▶ **TO BE DONE**
Repeat the lines below exactly as they appear, but leave out the images.

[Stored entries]
⟨
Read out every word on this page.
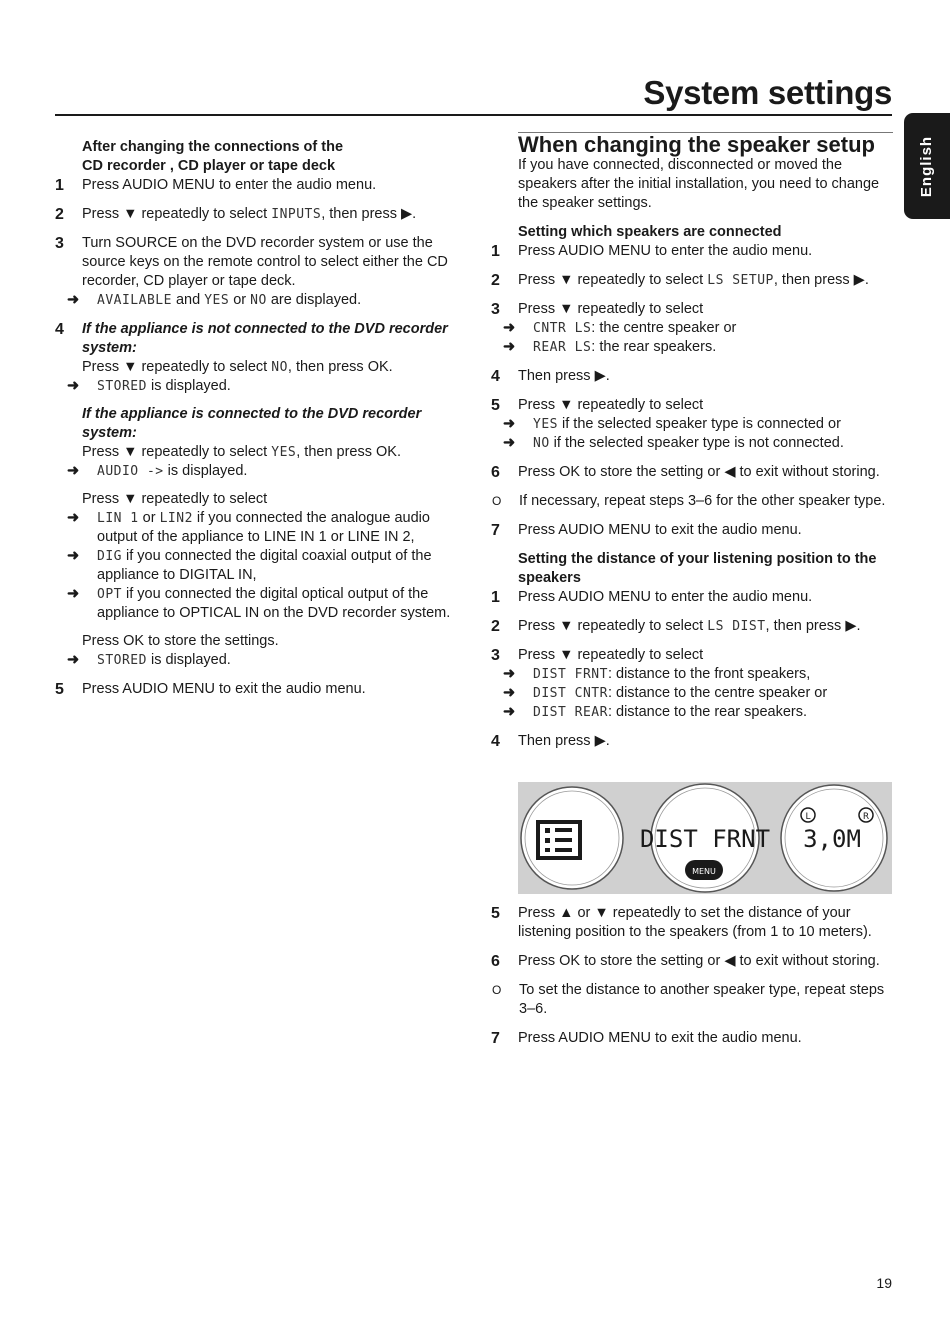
System settings
English
After changing the connections of the
CD recorder , CD player or tape deck
1	Press AUDIO MENU to enter the audio menu.
2	Press ▼ repeatedly to select INPUTS, then press ▶.
3	Turn SOURCE on the DVD recorder system or use the source keys on the remote control to select either the CD recorder, CD player or tape deck.
➜ AVAILABLE and YES or NO are displayed.
4	If the appliance is not connected to the DVD recorder system:
Press ▼ repeatedly to select NO, then press OK.
➜ STORED is displayed.
If the appliance is connected to the DVD recorder system:
Press ▼ repeatedly to select YES, then press OK.
➜ AUDIO -> is displayed.
Press ▼ repeatedly to select
➜ LIN 1 or LIN2 if you connected the analogue audio output of the appliance to LINE IN 1 or LINE IN 2,
➜ DIG if you connected the digital coaxial output of the appliance to DIGITAL IN,
➜ OPT if you connected the digital optical output of the appliance to OPTICAL IN on the DVD recorder system.
Press OK to store the settings.
➜ STORED is displayed.
5	Press AUDIO MENU to exit the audio menu.
When changing the speaker setup
If you have connected, disconnected or moved the speakers after the initial installation, you need to change the speaker settings.
Setting which speakers are connected
1	Press AUDIO MENU to enter the audio menu.
2	Press ▼ repeatedly to select LS SETUP, then press ▶.
3	Press ▼ repeatedly to select
➜ CNTR LS: the centre speaker or
➜ REAR LS: the rear speakers.
4	Then press ▶.
5	Press ▼ repeatedly to select
➜ YES if the selected speaker type is connected or
➜ NO if the selected speaker type is not connected.
6	Press OK to store the setting or ◀ to exit without storing.
O	If necessary, repeat steps 3–6 for the other speaker type.
7	Press AUDIO MENU to exit the audio menu.
Setting the distance of your listening position to the speakers
1	Press AUDIO MENU to enter the audio menu.
2	Press ▼ repeatedly to select LS DIST, then press ▶.
3	Press ▼ repeatedly to select
➜ DIST FRNT: distance to the front speakers,
➜ DIST CNTR: distance to the centre speaker or
➜ DIST REAR: distance to the rear speakers.
4	Then press ▶.
5	Press ▲ or ▼ repeatedly to set the distance of your listening position to the speakers (from 1 to 10 meters).
6	Press OK to store the setting or ◀ to exit without storing.
O	To set the distance to another speaker type, repeat steps 3–6.
7	Press AUDIO MENU to exit the audio menu.
DIST FRNT
MENU
L	R
3,0M
19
⟩
▶ **RESPONSE**
Read out every word on this page.
System settings
English
After changing the connections of the
CD recorder , CD player or tape deck
1	Press AUDIO MENU to enter the audio menu.
2	Press ▼ repeatedly to select INPUTS, then press ▶.
3	Turn SOURCE on the DVD recorder system or use the source keys on the remote control to select either the CD recorder, CD player or tape deck.
➜ AVAILABLE and YES or NO are displayed.
4	If the appliance is not connected to the DVD recorder system:
Press ▼ repeatedly to select NO, then press OK.
➜ STORED is displayed.
If the appliance is connected to the DVD recorder system:
Press ▼ repeatedly to select YES, then press OK.
➜ AUDIO -> is displayed.
Press ▼ repeatedly to select
➜ LIN 1 or LIN2 if you connected the analogue audio output of the appliance to LINE IN 1 or LINE IN 2,
➜ DIG if you connected the digital coaxial output of the appliance to DIGITAL IN,
➜ OPT if you connected the digital optical output of the appliance to OPTICAL IN on the DVD recorder system.
Press OK to store the settings.
➜ STORED is displayed.
5	Press AUDIO MENU to exit the audio menu.
When changing the speaker setup
If you have connected, disconnected or moved the speakers after the initial installation, you need to change the speaker settings.
Setting which speakers are connected
1	Press AUDIO MENU to enter the audio menu.
2	Press ▼ repeatedly to select LS SETUP, then press ▶.
3	Press ▼ repeatedly to select
➜ CNTR LS: the centre speaker or
➜ REAR LS: the rear speakers.
4	Then press ▶.
5	Press ▼ repeatedly to select
➜ YES if the selected speaker type is connected or
➜ NO if the selected speaker type is not connected.
6	Press OK to store the setting or ◀ to exit without storing.
O	If necessary, repeat steps 3–6 for the other speaker type.
7	Press AUDIO MENU to exit the audio menu.
Setting the distance of your listening position to the speakers
1	Press AUDIO MENU to enter the audio menu.
2	Press ▼ repeatedly to select LS DIST, then press ▶.
3	Press ▼ repeatedly to select
➜ DIST FRNT: distance to the front speakers,
➜ DIST CNTR: distance to the centre speaker or
➜ DIST REAR: distance to the rear speakers.
4	Then press ▶.
5	Press ▲ or ▼ repeatedly to set the distance of your listening position to the speakers (from 1 to 10 meters).
6	Press OK to store the setting or ◀ to exit without storing.
O	To set the distance to another speaker type, repeat steps 3–6.
7	Press AUDIO MENU to exit the audio menu.
DIST FRNT
MENU
L	R
3,0M
19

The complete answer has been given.